What to work on ▸ In this exercise, return the whole listing exactly, excluding any images.

Listing ▸
━━━━━━━━━━━━━━━━

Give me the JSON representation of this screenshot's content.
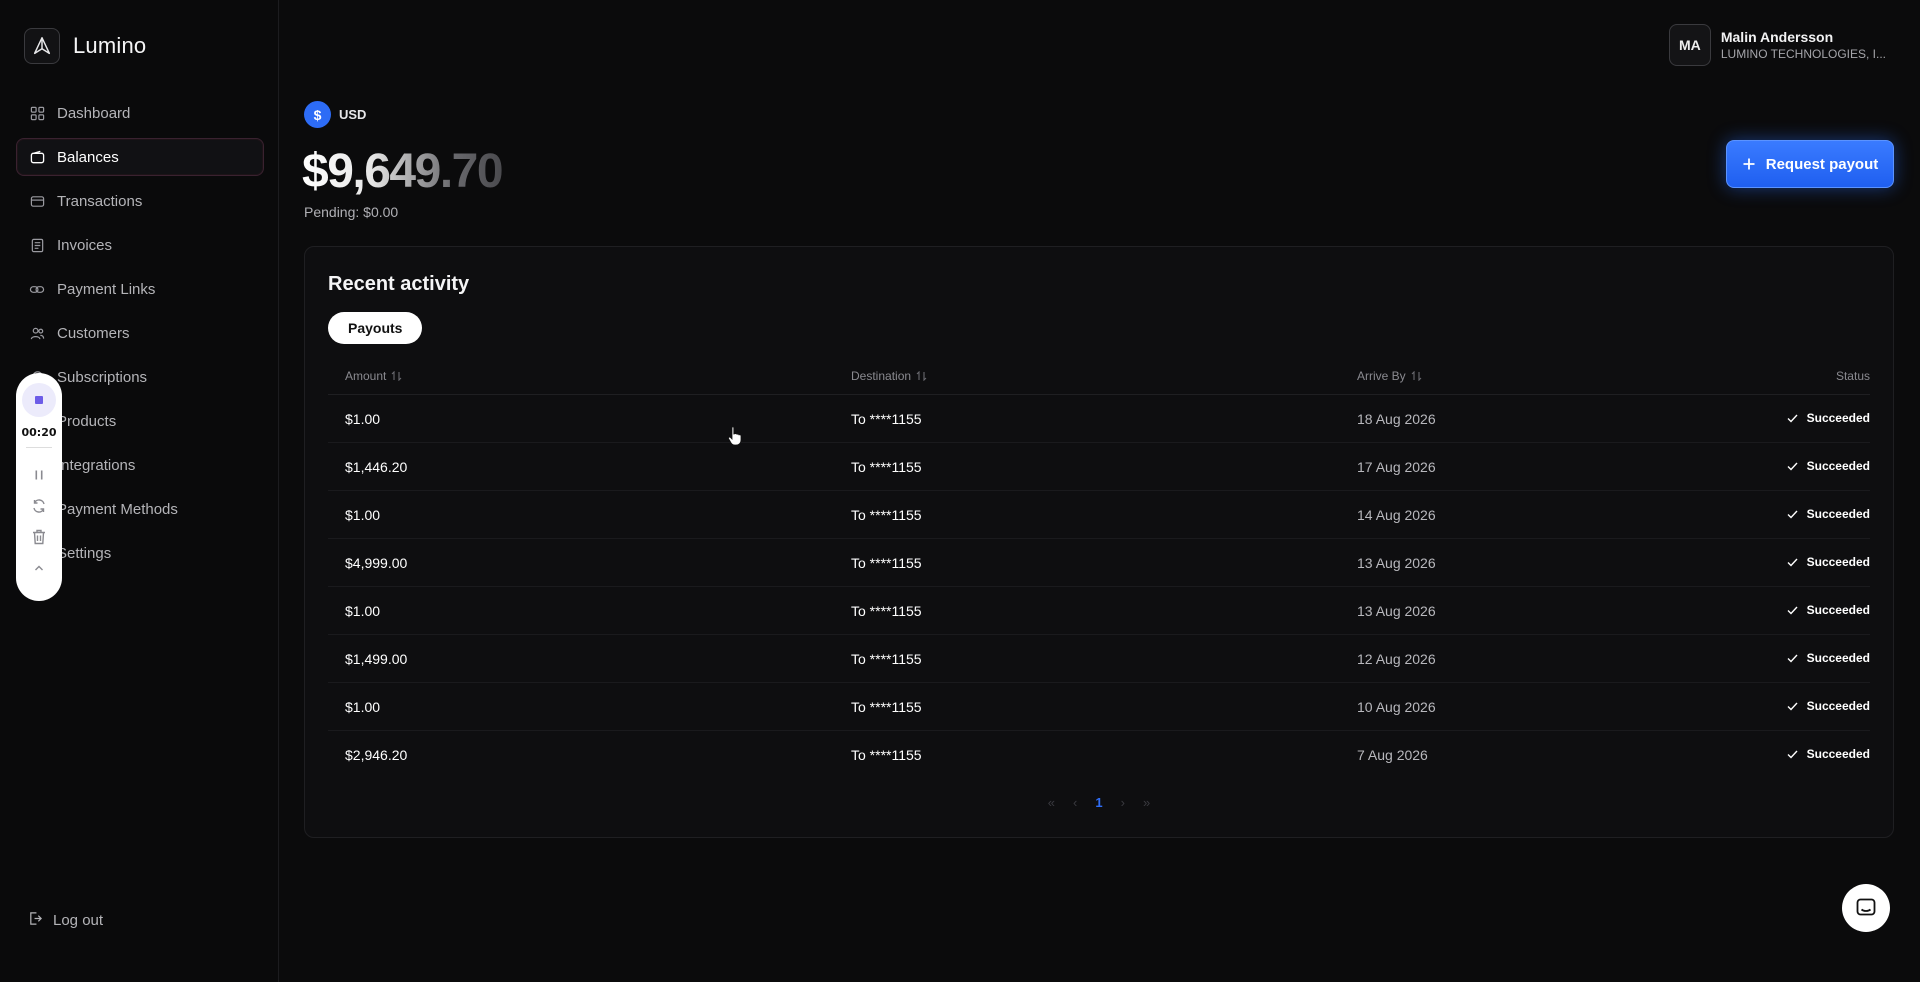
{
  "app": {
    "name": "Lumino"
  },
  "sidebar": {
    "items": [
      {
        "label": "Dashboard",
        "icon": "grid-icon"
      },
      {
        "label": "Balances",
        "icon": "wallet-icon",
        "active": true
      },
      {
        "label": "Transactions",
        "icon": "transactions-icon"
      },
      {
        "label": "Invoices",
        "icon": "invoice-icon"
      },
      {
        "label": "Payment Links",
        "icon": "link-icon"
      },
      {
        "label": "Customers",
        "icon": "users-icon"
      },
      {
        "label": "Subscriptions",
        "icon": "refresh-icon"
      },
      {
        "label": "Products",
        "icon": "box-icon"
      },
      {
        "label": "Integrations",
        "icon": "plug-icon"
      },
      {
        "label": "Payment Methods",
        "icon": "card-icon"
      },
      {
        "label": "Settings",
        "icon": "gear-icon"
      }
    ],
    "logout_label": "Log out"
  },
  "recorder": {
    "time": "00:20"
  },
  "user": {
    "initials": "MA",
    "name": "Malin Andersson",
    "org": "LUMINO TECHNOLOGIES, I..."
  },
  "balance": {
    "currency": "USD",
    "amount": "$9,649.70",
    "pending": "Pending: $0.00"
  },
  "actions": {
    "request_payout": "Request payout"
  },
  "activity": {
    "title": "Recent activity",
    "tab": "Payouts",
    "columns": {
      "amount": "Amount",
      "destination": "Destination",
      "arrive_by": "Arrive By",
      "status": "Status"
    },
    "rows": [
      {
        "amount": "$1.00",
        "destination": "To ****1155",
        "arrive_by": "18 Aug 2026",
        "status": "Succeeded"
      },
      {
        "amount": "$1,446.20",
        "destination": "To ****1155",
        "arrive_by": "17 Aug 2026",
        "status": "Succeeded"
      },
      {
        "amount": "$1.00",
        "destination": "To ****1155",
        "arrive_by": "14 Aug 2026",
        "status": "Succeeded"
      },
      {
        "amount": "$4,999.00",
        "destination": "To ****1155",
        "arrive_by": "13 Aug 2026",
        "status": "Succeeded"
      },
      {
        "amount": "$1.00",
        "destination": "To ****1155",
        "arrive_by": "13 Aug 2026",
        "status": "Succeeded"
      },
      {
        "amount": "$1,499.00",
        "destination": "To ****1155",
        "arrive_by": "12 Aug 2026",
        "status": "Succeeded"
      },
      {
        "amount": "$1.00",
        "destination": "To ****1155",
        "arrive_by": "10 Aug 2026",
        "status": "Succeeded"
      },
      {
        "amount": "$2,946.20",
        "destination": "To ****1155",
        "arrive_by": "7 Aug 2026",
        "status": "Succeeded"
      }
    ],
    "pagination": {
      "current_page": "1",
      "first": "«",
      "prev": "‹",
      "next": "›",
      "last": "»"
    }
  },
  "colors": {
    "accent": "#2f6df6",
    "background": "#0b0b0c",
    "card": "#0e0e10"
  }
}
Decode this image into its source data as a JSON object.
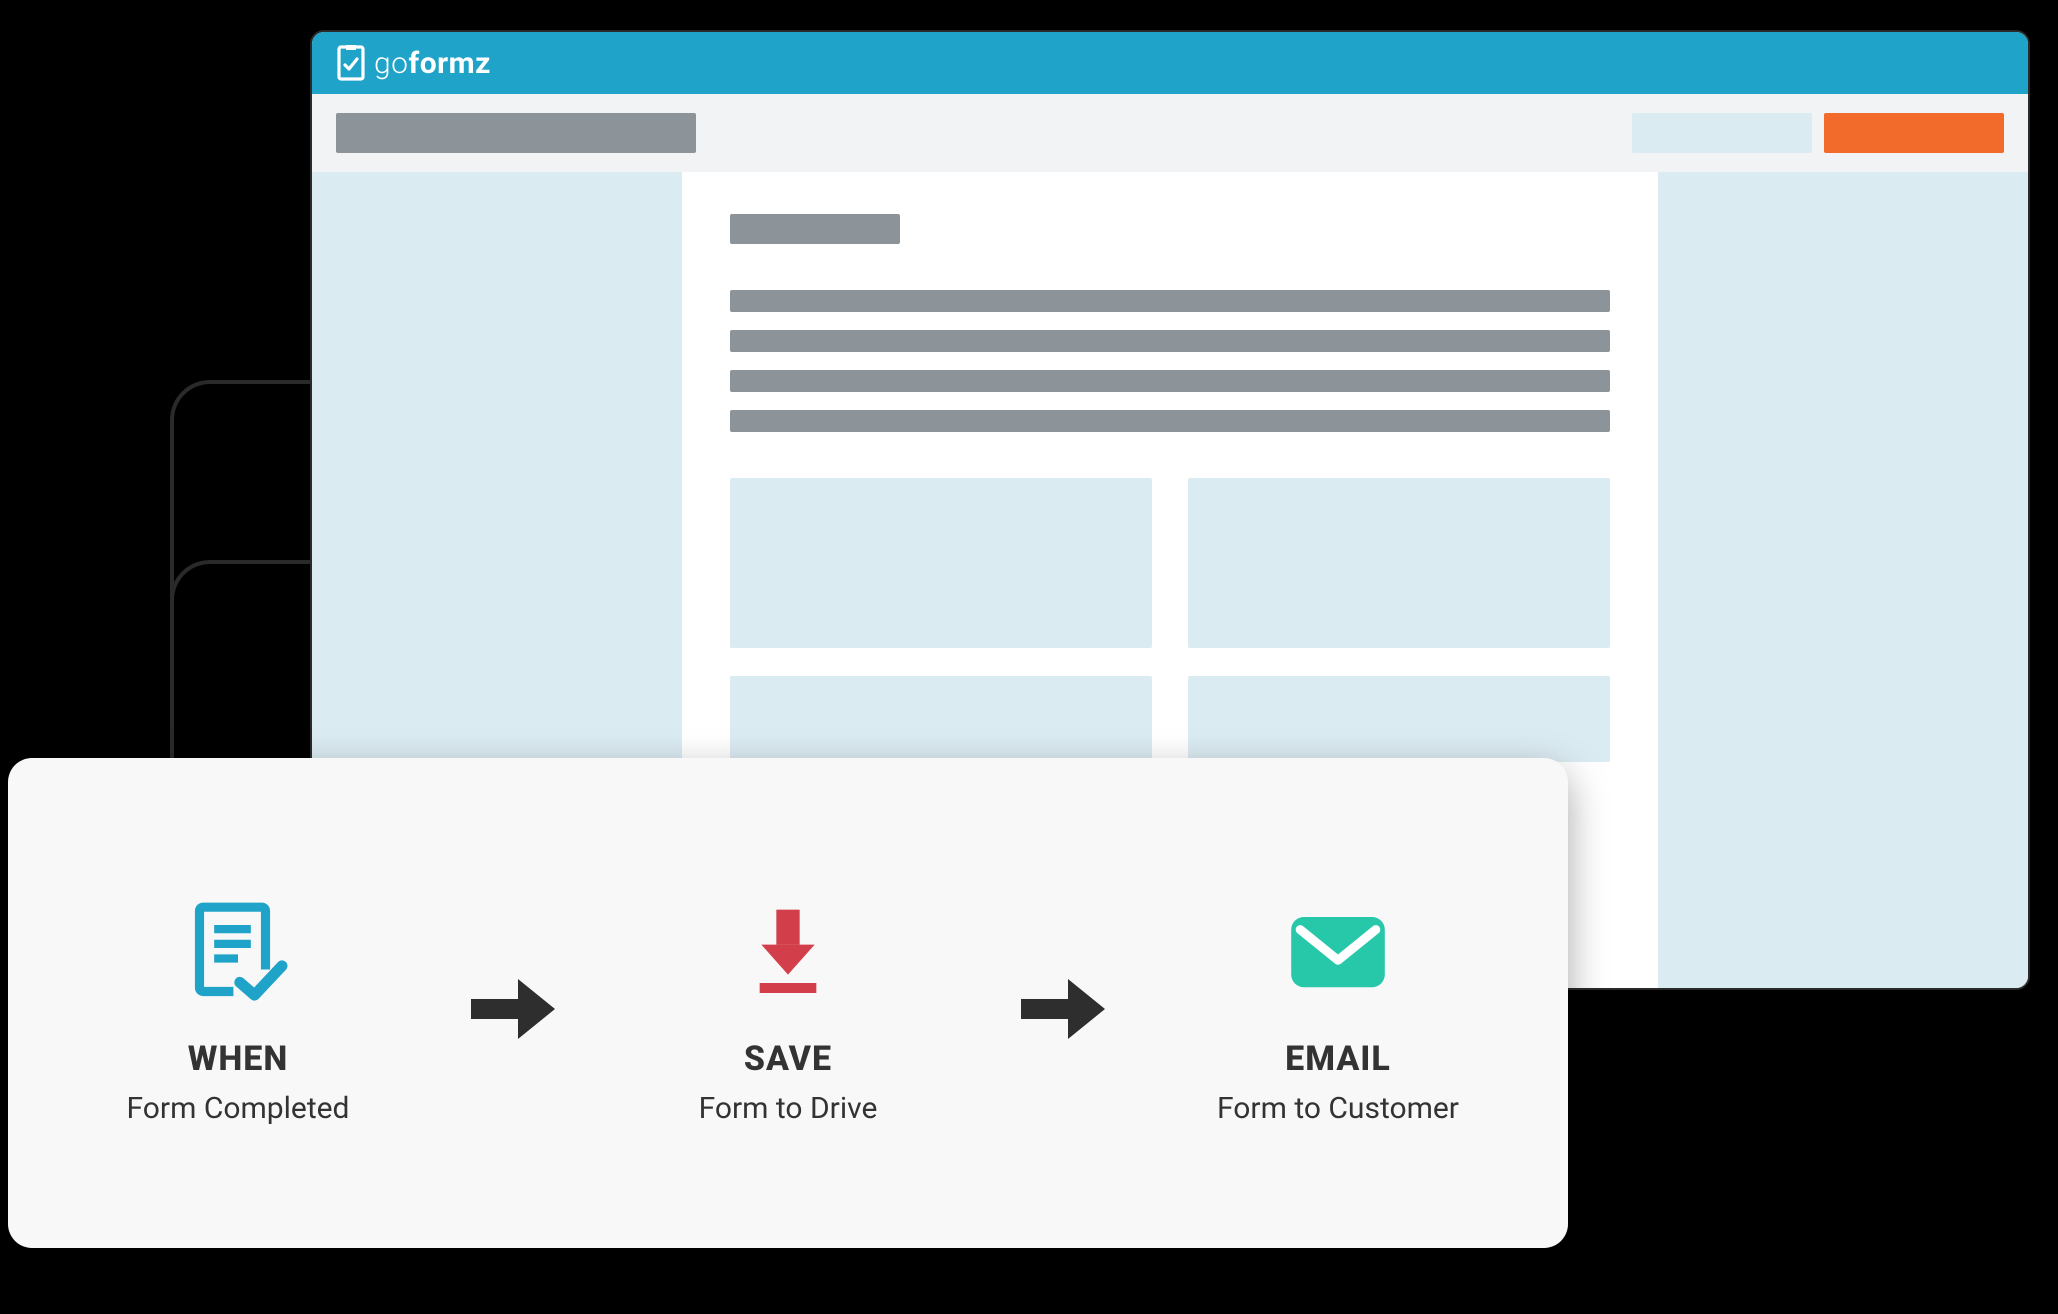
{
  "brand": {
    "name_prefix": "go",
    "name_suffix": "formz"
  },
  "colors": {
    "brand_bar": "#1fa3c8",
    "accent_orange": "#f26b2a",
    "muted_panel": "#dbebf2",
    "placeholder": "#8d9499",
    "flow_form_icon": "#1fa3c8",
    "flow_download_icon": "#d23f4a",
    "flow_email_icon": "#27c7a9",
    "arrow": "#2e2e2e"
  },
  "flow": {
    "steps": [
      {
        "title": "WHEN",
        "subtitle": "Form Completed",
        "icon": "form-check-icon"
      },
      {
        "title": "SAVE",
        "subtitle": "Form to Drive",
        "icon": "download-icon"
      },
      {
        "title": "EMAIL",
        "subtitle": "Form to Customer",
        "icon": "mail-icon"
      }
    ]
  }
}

━━━━━━━━━━━━━━━━

Task solution ▸
Give me the JSON representation of this screenshot's content.
{
  "app": {
    "name": "Lumino"
  },
  "sidebar": {
    "items": [
      {
        "label": "Dashboard",
        "icon": "grid-icon"
      },
      {
        "label": "Balances",
        "icon": "wallet-icon",
        "active": true
      },
      {
        "label": "Transactions",
        "icon": "transactions-icon"
      },
      {
        "label": "Invoices",
        "icon": "invoice-icon"
      },
      {
        "label": "Payment Links",
        "icon": "link-icon"
      },
      {
        "label": "Customers",
        "icon": "users-icon"
      },
      {
        "label": "Subscriptions",
        "icon": "refresh-icon"
      },
      {
        "label": "Products",
        "icon": "box-icon"
      },
      {
        "label": "Integrations",
        "icon": "plug-icon"
      },
      {
        "label": "Payment Methods",
        "icon": "card-icon"
      },
      {
        "label": "Settings",
        "icon": "gear-icon"
      }
    ],
    "logout_label": "Log out"
  },
  "recorder": {
    "time": "00:20"
  },
  "user": {
    "initials": "MA",
    "name": "Malin Andersson",
    "org": "LUMINO TECHNOLOGIES, I..."
  },
  "balance": {
    "currency": "USD",
    "amount": "$9,649.70",
    "pending": "Pending: $0.00"
  },
  "actions": {
    "request_payout": "Request payout"
  },
  "activity": {
    "title": "Recent activity",
    "tab": "Payouts",
    "columns": {
      "amount": "Amount",
      "destination": "Destination",
      "arrive_by": "Arrive By",
      "status": "Status"
    },
    "rows": [
      {
        "amount": "$1.00",
        "destination": "To ****1155",
        "arrive_by": "18 Aug 2026",
        "status": "Succeeded"
      },
      {
        "amount": "$1,446.20",
        "destination": "To ****1155",
        "arrive_by": "17 Aug 2026",
        "status": "Succeeded"
      },
      {
        "amount": "$1.00",
        "destination": "To ****1155",
        "arrive_by": "14 Aug 2026",
        "status": "Succeeded"
      },
      {
        "amount": "$4,999.00",
        "destination": "To ****1155",
        "arrive_by": "13 Aug 2026",
        "status": "Succeeded"
      },
      {
        "amount": "$1.00",
        "destination": "To ****1155",
        "arrive_by": "13 Aug 2026",
        "status": "Succeeded"
      },
      {
        "amount": "$1,499.00",
        "destination": "To ****1155",
        "arrive_by": "12 Aug 2026",
        "status": "Succeeded"
      },
      {
        "amount": "$1.00",
        "destination": "To ****1155",
        "arrive_by": "10 Aug 2026",
        "status": "Succeeded"
      },
      {
        "amount": "$2,946.20",
        "destination": "To ****1155",
        "arrive_by": "7 Aug 2026",
        "status": "Succeeded"
      }
    ],
    "pagination": {
      "current_page": "1",
      "first": "«",
      "prev": "‹",
      "next": "›",
      "last": "»"
    }
  },
  "colors": {
    "accent": "#2f6df6",
    "background": "#0b0b0c",
    "card": "#0e0e10"
  }
}
Decode this image into its source data as a JSON object.
{
  "brand": {
    "name_prefix": "go",
    "name_suffix": "formz"
  },
  "colors": {
    "brand_bar": "#1fa3c8",
    "accent_orange": "#f26b2a",
    "muted_panel": "#dbebf2",
    "placeholder": "#8d9499",
    "flow_form_icon": "#1fa3c8",
    "flow_download_icon": "#d23f4a",
    "flow_email_icon": "#27c7a9",
    "arrow": "#2e2e2e"
  },
  "flow": {
    "steps": [
      {
        "title": "WHEN",
        "subtitle": "Form Completed",
        "icon": "form-check-icon"
      },
      {
        "title": "SAVE",
        "subtitle": "Form to Drive",
        "icon": "download-icon"
      },
      {
        "title": "EMAIL",
        "subtitle": "Form to Customer",
        "icon": "mail-icon"
      }
    ]
  }
}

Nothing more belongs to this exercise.